[Data excerpts]

* * * * * * *

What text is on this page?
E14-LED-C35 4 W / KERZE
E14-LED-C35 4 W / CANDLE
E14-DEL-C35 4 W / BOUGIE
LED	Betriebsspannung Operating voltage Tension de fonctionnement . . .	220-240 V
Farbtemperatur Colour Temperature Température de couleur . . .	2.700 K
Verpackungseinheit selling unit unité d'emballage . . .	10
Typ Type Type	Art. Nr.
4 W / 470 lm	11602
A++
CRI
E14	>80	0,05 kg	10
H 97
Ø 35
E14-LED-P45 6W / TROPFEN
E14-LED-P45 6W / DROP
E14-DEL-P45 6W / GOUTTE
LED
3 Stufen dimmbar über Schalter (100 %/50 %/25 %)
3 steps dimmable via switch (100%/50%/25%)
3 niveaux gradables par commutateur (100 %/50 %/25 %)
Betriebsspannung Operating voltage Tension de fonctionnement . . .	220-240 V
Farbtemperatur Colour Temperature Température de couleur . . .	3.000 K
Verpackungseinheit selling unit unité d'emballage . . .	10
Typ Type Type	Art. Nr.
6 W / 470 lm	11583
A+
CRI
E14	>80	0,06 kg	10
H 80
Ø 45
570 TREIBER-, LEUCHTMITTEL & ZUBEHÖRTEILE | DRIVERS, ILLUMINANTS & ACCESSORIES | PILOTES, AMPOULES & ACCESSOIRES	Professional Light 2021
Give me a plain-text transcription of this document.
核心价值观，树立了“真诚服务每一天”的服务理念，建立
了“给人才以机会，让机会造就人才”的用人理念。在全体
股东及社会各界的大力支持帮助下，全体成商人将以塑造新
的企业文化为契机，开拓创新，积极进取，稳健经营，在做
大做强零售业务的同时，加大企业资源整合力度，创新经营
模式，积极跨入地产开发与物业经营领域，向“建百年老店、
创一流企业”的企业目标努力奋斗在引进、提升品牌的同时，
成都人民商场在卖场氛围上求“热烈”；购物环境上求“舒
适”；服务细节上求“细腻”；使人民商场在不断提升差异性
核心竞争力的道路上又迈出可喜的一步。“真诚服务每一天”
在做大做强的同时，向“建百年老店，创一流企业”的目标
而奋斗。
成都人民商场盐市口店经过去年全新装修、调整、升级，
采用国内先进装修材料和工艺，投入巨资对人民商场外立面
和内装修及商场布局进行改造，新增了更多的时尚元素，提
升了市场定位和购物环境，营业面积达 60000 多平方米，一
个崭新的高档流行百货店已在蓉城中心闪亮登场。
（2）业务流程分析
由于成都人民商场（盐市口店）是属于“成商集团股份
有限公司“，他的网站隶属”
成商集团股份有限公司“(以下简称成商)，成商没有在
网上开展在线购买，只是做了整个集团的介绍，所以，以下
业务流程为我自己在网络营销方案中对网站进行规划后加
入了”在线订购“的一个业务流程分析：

* * * * * * *

**The problem:** From the entries above, copy every line that holds the word "fonctionnement".

**The result:**
LED	Betriebsspannung Operating voltage Tension de fonctionnement . . .	220-240 V
Betriebsspannung Operating voltage Tension de fonctionnement . . .	220-240 V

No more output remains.